What this task involves: Set down every entry again word for word, please, but skip the pictures.

Rows:

===

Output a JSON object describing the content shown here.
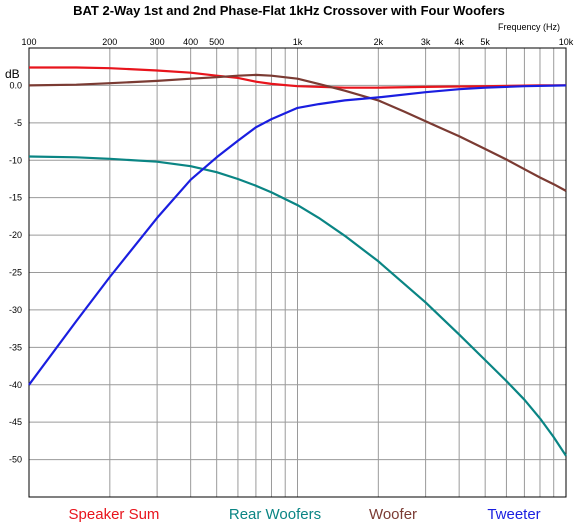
{
  "chart_data": {
    "type": "line",
    "title": "BAT 2-Way 1st and 2nd Phase-Flat 1kHz Crossover with Four Woofers",
    "x_unit_label": "Frequency   (Hz)",
    "y_unit_label": "dB",
    "x_scale": "log",
    "xlim": [
      100,
      10000
    ],
    "ylim": [
      -55,
      5
    ],
    "grid": true,
    "legend_placement": "bottom",
    "x_ticks": [
      {
        "value": 100,
        "label": "100"
      },
      {
        "value": 200,
        "label": "200"
      },
      {
        "value": 300,
        "label": "300"
      },
      {
        "value": 400,
        "label": "400"
      },
      {
        "value": 500,
        "label": "500"
      },
      {
        "value": 1000,
        "label": "1k"
      },
      {
        "value": 2000,
        "label": "2k"
      },
      {
        "value": 3000,
        "label": "3k"
      },
      {
        "value": 4000,
        "label": "4k"
      },
      {
        "value": 5000,
        "label": "5k"
      },
      {
        "value": 10000,
        "label": "10k"
      }
    ],
    "x_minor_grid": [
      600,
      700,
      800,
      900,
      6000,
      7000,
      8000,
      9000
    ],
    "y_ticks": [
      {
        "value": 0,
        "label": "0.0"
      },
      {
        "value": -5,
        "label": "-5"
      },
      {
        "value": -10,
        "label": "-10"
      },
      {
        "value": -15,
        "label": "-15"
      },
      {
        "value": -20,
        "label": "-20"
      },
      {
        "value": -25,
        "label": "-25"
      },
      {
        "value": -30,
        "label": "-30"
      },
      {
        "value": -35,
        "label": "-35"
      },
      {
        "value": -40,
        "label": "-40"
      },
      {
        "value": -45,
        "label": "-45"
      },
      {
        "value": -50,
        "label": "-50"
      }
    ],
    "y_grid": [
      5,
      0,
      -5,
      -10,
      -15,
      -20,
      -25,
      -30,
      -35,
      -40,
      -45,
      -50,
      -55
    ],
    "series": [
      {
        "name": "Speaker Sum",
        "color": "#e8141c",
        "points": [
          [
            100,
            2.4
          ],
          [
            150,
            2.4
          ],
          [
            200,
            2.3
          ],
          [
            300,
            2.0
          ],
          [
            400,
            1.7
          ],
          [
            500,
            1.3
          ],
          [
            600,
            1.0
          ],
          [
            700,
            0.5
          ],
          [
            800,
            0.2
          ],
          [
            1000,
            -0.1
          ],
          [
            1500,
            -0.3
          ],
          [
            2000,
            -0.3
          ],
          [
            3000,
            -0.2
          ],
          [
            5000,
            -0.1
          ],
          [
            8000,
            0.0
          ],
          [
            10000,
            0.0
          ]
        ]
      },
      {
        "name": "Rear Woofers",
        "color": "#0a8584",
        "points": [
          [
            100,
            -9.5
          ],
          [
            150,
            -9.6
          ],
          [
            200,
            -9.8
          ],
          [
            300,
            -10.2
          ],
          [
            400,
            -10.8
          ],
          [
            500,
            -11.6
          ],
          [
            600,
            -12.5
          ],
          [
            700,
            -13.4
          ],
          [
            800,
            -14.3
          ],
          [
            1000,
            -16.0
          ],
          [
            1200,
            -17.7
          ],
          [
            1500,
            -20.1
          ],
          [
            2000,
            -23.5
          ],
          [
            3000,
            -29.0
          ],
          [
            4000,
            -33.3
          ],
          [
            5000,
            -36.7
          ],
          [
            6000,
            -39.5
          ],
          [
            7000,
            -42.0
          ],
          [
            8000,
            -44.5
          ],
          [
            9000,
            -47.0
          ],
          [
            10000,
            -49.5
          ]
        ]
      },
      {
        "name": "Woofer",
        "color": "#7b3b33",
        "points": [
          [
            100,
            0.0
          ],
          [
            150,
            0.1
          ],
          [
            200,
            0.3
          ],
          [
            300,
            0.6
          ],
          [
            400,
            0.9
          ],
          [
            500,
            1.1
          ],
          [
            600,
            1.3
          ],
          [
            700,
            1.4
          ],
          [
            800,
            1.3
          ],
          [
            1000,
            0.9
          ],
          [
            1200,
            0.2
          ],
          [
            1500,
            -0.7
          ],
          [
            2000,
            -2.0
          ],
          [
            2500,
            -3.5
          ],
          [
            3000,
            -4.8
          ],
          [
            4000,
            -6.8
          ],
          [
            5000,
            -8.5
          ],
          [
            6000,
            -9.9
          ],
          [
            7000,
            -11.2
          ],
          [
            8000,
            -12.3
          ],
          [
            9000,
            -13.2
          ],
          [
            10000,
            -14.1
          ]
        ]
      },
      {
        "name": "Tweeter",
        "color": "#1a1ee0",
        "points": [
          [
            100,
            -40.0
          ],
          [
            150,
            -31.5
          ],
          [
            200,
            -25.6
          ],
          [
            300,
            -17.7
          ],
          [
            400,
            -12.6
          ],
          [
            500,
            -9.6
          ],
          [
            600,
            -7.4
          ],
          [
            700,
            -5.6
          ],
          [
            800,
            -4.5
          ],
          [
            1000,
            -3.0
          ],
          [
            1200,
            -2.5
          ],
          [
            1500,
            -2.0
          ],
          [
            2000,
            -1.6
          ],
          [
            3000,
            -0.9
          ],
          [
            4000,
            -0.5
          ],
          [
            5000,
            -0.3
          ],
          [
            7000,
            -0.1
          ],
          [
            10000,
            0.0
          ]
        ]
      }
    ]
  }
}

===

Problem solution:
Output a JSON object describing the content shown here.
{
  "chart_data": {
    "type": "line",
    "title": "BAT 2-Way 1st and 2nd Phase-Flat 1kHz Crossover with Four Woofers",
    "x_unit_label": "Frequency   (Hz)",
    "y_unit_label": "dB",
    "x_scale": "log",
    "xlim": [
      100,
      10000
    ],
    "ylim": [
      -55,
      5
    ],
    "grid": true,
    "legend_placement": "bottom",
    "x_ticks": [
      {
        "value": 100,
        "label": "100"
      },
      {
        "value": 200,
        "label": "200"
      },
      {
        "value": 300,
        "label": "300"
      },
      {
        "value": 400,
        "label": "400"
      },
      {
        "value": 500,
        "label": "500"
      },
      {
        "value": 1000,
        "label": "1k"
      },
      {
        "value": 2000,
        "label": "2k"
      },
      {
        "value": 3000,
        "label": "3k"
      },
      {
        "value": 4000,
        "label": "4k"
      },
      {
        "value": 5000,
        "label": "5k"
      },
      {
        "value": 10000,
        "label": "10k"
      }
    ],
    "x_minor_grid": [
      600,
      700,
      800,
      900,
      6000,
      7000,
      8000,
      9000
    ],
    "y_ticks": [
      {
        "value": 0,
        "label": "0.0"
      },
      {
        "value": -5,
        "label": "-5"
      },
      {
        "value": -10,
        "label": "-10"
      },
      {
        "value": -15,
        "label": "-15"
      },
      {
        "value": -20,
        "label": "-20"
      },
      {
        "value": -25,
        "label": "-25"
      },
      {
        "value": -30,
        "label": "-30"
      },
      {
        "value": -35,
        "label": "-35"
      },
      {
        "value": -40,
        "label": "-40"
      },
      {
        "value": -45,
        "label": "-45"
      },
      {
        "value": -50,
        "label": "-50"
      }
    ],
    "y_grid": [
      5,
      0,
      -5,
      -10,
      -15,
      -20,
      -25,
      -30,
      -35,
      -40,
      -45,
      -50,
      -55
    ],
    "series": [
      {
        "name": "Speaker Sum",
        "color": "#e8141c",
        "points": [
          [
            100,
            2.4
          ],
          [
            150,
            2.4
          ],
          [
            200,
            2.3
          ],
          [
            300,
            2.0
          ],
          [
            400,
            1.7
          ],
          [
            500,
            1.3
          ],
          [
            600,
            1.0
          ],
          [
            700,
            0.5
          ],
          [
            800,
            0.2
          ],
          [
            1000,
            -0.1
          ],
          [
            1500,
            -0.3
          ],
          [
            2000,
            -0.3
          ],
          [
            3000,
            -0.2
          ],
          [
            5000,
            -0.1
          ],
          [
            8000,
            0.0
          ],
          [
            10000,
            0.0
          ]
        ]
      },
      {
        "name": "Rear Woofers",
        "color": "#0a8584",
        "points": [
          [
            100,
            -9.5
          ],
          [
            150,
            -9.6
          ],
          [
            200,
            -9.8
          ],
          [
            300,
            -10.2
          ],
          [
            400,
            -10.8
          ],
          [
            500,
            -11.6
          ],
          [
            600,
            -12.5
          ],
          [
            700,
            -13.4
          ],
          [
            800,
            -14.3
          ],
          [
            1000,
            -16.0
          ],
          [
            1200,
            -17.7
          ],
          [
            1500,
            -20.1
          ],
          [
            2000,
            -23.5
          ],
          [
            3000,
            -29.0
          ],
          [
            4000,
            -33.3
          ],
          [
            5000,
            -36.7
          ],
          [
            6000,
            -39.5
          ],
          [
            7000,
            -42.0
          ],
          [
            8000,
            -44.5
          ],
          [
            9000,
            -47.0
          ],
          [
            10000,
            -49.5
          ]
        ]
      },
      {
        "name": "Woofer",
        "color": "#7b3b33",
        "points": [
          [
            100,
            0.0
          ],
          [
            150,
            0.1
          ],
          [
            200,
            0.3
          ],
          [
            300,
            0.6
          ],
          [
            400,
            0.9
          ],
          [
            500,
            1.1
          ],
          [
            600,
            1.3
          ],
          [
            700,
            1.4
          ],
          [
            800,
            1.3
          ],
          [
            1000,
            0.9
          ],
          [
            1200,
            0.2
          ],
          [
            1500,
            -0.7
          ],
          [
            2000,
            -2.0
          ],
          [
            2500,
            -3.5
          ],
          [
            3000,
            -4.8
          ],
          [
            4000,
            -6.8
          ],
          [
            5000,
            -8.5
          ],
          [
            6000,
            -9.9
          ],
          [
            7000,
            -11.2
          ],
          [
            8000,
            -12.3
          ],
          [
            9000,
            -13.2
          ],
          [
            10000,
            -14.1
          ]
        ]
      },
      {
        "name": "Tweeter",
        "color": "#1a1ee0",
        "points": [
          [
            100,
            -40.0
          ],
          [
            150,
            -31.5
          ],
          [
            200,
            -25.6
          ],
          [
            300,
            -17.7
          ],
          [
            400,
            -12.6
          ],
          [
            500,
            -9.6
          ],
          [
            600,
            -7.4
          ],
          [
            700,
            -5.6
          ],
          [
            800,
            -4.5
          ],
          [
            1000,
            -3.0
          ],
          [
            1200,
            -2.5
          ],
          [
            1500,
            -2.0
          ],
          [
            2000,
            -1.6
          ],
          [
            3000,
            -0.9
          ],
          [
            4000,
            -0.5
          ],
          [
            5000,
            -0.3
          ],
          [
            7000,
            -0.1
          ],
          [
            10000,
            0.0
          ]
        ]
      }
    ]
  }
}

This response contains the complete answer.